* _COMPITI DA SVOLGERE_
[A] Stabilisca se ciascuna delle seguenti affermazioni concorda con il testo su Ahmad Sarmast, rispondendo sì o no e citando alla lettera le parole del testo che lo dimostrano: (i) Sarmast è rientrato in Afghanistan nel 2008; (ii) Sarmast si è laureato al conservatorio di Kabul; (iii) nell'attentato Sarmast ha perso completamente l'udito.
[B] Prosegua il testo su Ahmad Sarmast a partire dalla sua ultima frase.

### ESTRATTO DELLA PAGINA

Che cosa può fare l’educazione contro il terrorismo? Molto, se pur di eliminare il professore di musica Ahmad Sarmast e la sua orchestra, i talebani hanno compiuto un attentato kamikaze a Kabul, nella sala dove si stavano esibendo. Sarmast è quasi morto, ci ha rimesso in parte l’udito ma ora è più risoluto di prima: «I nemici dell’Afghanistan hanno commesso un grave errore. Ci hanno resi ancora più determinati».

MUSICA BANDITA. La storia di Sarmast è di quelle che potrebbero essere raccontate in un film hollywoodiano. Nato in Afghanistan 53 anni fa, è scappato dalla sua terra all’inizio degli anni 90, dopo la presa del potere da parte dei mujaheddin. Laureatosi al conservatorio di Mosca, ha completato i suoi studi in Australia, dove è rimasto fino al 2008, quando è tornato nel suo paese d’origine per preservare la tradizione musicale afghana, quasi annullata da anni di dominazione talebana, che avevano bandito la musica.
Sarmast, professore di musica, ha fondato un istituto musicale e un’importante orchestra sinfonica, che arricchisce la musica classica occidentale con melodie e strumenti tipici afghani. Inoltre, ha riservato posti a orfani, bambini cresciuti sulla strada e donne, una scelta controversa nell’Afghanistan post-talebani. Se si può giudicare l’efficacia del suo tentativo dalle reazioni che ha suscitato, di sicuro ha realizzato un’opera molto importante.

######
### DATI

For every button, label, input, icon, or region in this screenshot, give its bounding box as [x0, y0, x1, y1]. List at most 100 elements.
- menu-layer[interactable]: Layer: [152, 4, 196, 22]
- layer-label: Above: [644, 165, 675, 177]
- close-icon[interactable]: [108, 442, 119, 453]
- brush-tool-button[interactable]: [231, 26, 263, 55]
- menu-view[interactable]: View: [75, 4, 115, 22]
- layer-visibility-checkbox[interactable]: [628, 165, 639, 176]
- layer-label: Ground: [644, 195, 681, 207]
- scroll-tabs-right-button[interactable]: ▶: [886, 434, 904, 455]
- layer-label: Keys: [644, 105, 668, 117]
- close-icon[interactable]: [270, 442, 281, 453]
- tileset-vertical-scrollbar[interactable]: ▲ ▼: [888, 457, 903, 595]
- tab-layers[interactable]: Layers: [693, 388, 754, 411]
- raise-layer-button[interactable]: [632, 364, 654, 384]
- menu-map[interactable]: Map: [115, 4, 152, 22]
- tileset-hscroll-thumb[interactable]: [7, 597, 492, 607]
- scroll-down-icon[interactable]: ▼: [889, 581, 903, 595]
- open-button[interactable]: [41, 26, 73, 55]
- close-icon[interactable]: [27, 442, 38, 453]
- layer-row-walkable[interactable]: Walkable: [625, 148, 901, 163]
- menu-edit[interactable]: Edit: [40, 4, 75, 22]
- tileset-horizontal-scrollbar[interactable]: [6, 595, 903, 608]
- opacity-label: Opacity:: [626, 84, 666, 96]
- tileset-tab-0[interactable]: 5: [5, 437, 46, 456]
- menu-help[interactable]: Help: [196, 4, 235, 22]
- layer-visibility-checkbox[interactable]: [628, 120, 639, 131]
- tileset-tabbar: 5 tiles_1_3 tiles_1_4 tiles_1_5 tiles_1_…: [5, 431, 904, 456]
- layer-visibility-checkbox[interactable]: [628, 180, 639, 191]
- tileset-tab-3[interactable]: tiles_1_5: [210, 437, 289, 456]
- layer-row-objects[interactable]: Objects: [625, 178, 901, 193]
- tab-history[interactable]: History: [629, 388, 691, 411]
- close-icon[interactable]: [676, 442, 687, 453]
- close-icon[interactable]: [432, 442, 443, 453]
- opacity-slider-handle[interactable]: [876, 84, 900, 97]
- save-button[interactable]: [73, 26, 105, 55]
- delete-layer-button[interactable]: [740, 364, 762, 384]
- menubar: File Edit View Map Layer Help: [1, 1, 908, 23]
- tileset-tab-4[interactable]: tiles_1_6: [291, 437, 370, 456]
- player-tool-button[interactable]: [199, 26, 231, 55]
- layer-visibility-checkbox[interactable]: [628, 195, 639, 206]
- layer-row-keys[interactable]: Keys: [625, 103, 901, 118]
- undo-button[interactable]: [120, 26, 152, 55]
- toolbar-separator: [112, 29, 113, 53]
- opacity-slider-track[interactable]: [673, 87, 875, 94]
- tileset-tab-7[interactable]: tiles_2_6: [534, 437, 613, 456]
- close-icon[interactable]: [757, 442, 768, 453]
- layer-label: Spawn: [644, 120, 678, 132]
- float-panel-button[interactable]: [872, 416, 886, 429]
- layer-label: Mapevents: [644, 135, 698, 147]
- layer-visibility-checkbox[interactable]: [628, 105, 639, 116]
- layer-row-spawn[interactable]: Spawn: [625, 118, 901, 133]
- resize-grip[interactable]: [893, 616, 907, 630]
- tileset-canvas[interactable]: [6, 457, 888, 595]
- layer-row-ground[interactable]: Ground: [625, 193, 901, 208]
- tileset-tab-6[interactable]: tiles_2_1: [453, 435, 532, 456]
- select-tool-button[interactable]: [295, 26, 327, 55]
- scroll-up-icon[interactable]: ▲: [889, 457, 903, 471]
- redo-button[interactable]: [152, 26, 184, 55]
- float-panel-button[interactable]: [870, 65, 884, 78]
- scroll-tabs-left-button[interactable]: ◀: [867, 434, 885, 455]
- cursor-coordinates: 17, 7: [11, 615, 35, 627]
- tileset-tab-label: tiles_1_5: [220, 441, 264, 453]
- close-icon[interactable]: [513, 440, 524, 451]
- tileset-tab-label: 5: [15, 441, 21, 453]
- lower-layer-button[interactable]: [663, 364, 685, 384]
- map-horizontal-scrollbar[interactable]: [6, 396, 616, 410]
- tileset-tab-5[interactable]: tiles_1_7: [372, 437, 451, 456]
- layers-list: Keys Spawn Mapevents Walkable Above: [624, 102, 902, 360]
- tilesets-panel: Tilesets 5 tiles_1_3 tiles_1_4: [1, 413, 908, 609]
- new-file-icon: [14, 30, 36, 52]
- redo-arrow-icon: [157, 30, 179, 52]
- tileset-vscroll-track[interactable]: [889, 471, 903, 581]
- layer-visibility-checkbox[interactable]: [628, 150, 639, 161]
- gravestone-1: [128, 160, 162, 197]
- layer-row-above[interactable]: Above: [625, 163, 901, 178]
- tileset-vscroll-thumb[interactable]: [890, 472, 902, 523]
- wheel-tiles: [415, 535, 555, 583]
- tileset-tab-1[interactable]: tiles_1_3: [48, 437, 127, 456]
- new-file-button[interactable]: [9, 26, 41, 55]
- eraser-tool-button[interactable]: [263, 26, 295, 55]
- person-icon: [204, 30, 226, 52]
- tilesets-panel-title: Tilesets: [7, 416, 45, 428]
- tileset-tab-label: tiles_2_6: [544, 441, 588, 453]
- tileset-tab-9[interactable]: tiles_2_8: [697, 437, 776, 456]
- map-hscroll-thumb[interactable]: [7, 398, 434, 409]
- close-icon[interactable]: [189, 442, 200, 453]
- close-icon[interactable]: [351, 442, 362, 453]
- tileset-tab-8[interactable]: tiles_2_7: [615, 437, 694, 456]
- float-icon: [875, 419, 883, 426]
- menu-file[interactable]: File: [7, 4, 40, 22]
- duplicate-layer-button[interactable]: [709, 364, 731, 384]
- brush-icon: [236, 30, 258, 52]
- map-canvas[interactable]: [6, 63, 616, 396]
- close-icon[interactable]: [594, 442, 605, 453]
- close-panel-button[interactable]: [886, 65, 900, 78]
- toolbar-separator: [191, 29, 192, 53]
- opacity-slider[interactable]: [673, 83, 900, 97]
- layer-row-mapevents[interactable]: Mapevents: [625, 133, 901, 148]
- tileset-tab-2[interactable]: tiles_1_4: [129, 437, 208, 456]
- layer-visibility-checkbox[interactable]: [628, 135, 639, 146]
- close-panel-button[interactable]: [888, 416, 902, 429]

######

* _RISPOSTE PER COMPITO_
[A]
(i) Sì: «dove è rimasto fino al 2008, quando è tornato nel suo paese d’origine».
(ii) No: «Laureatosi al conservatorio di Mosca».
(iii) No: «ci ha rimesso in parte l’udito».

[B]
L’ATTENTATO. L’11 dicembre scorso, infatti, mentre la sua orchestra suonava al centro culturale francese di Kabul, un talebano si è fatto saltare in aria in sala. «Lo show era meraviglioso, la musica potente, i suonatori bravissimi», ricorda Sarmast (foto sopra) parlando con il Guardian. Poi un uomo tre file dietro di lui si è fatto esplodere. «Mi sono sentito come se qualcuno mi avesse colpito in testa con una mazza da cricket con tutta la sua forza ed energia. Ho sentito un liquido caldo ricoprirmi il corpo. Era sangue».
Sarmast è sopravvissuto, ma a poche ore dall’attentato, in ospedale, si è ritrovato completamente sordo. Una beffa enorme per un uomo che ha dedicato tutta la sua vita alla musica. «In quell’istante ho pensato: “Sei un musicista, ti occupi di musica, che cosa succederà ora?”», racconta il professore. «Ma quando ti trovi sospeso tra la vita e la morte, ti scopri felice per il solo fatto di essere sopravvissuto».

UDITO DANNEGGIATO. Lentamente l’udito cominciò a tornare nei giorni successivi, ma era distorto e Sarmast sentiva uno strano fracasso nella testa. «Probabilmente il suono era una combinazione dei frammenti di proiettile che mi si erano conficcati nella testa e dell’esplosione stessa». Per curarsi tornò in Australia, ma anche dopo l’operazione il suo udito rimase danneggiato: «Era come se per 24 su 24, sette giorni su sette, dentro le mie orecchie suonasse un’orchestra stonata. Questo mi disturbava molto e mi demoralizzava».
Dopo alcuni mesi, riuscì di nuovo a distinguere le note alte da quelle basse. E ad aprile, nonostante tutto quello che aveva passato, Sarmast ha deciso di tornare in Afghanistan, lasciando in Australia la sua famiglia. «L’educazione musicale è una forza molto potente, ma è più un “soft power”», afferma spiegando perché ha preso questa decisione rischiosa. «Io vedo nella mia orchestra», dove ragazzi e ragazze siedono fianco a fianco, «l’Afghanistan di domani. Un paese che abbraccia la diversità e crea opportunità uguali per tutti. Uno stupendo mosaico delle etnie afghane. Se non fossi tornato, la mia facoltà e i miei studenti si sarebbero demoralizzati».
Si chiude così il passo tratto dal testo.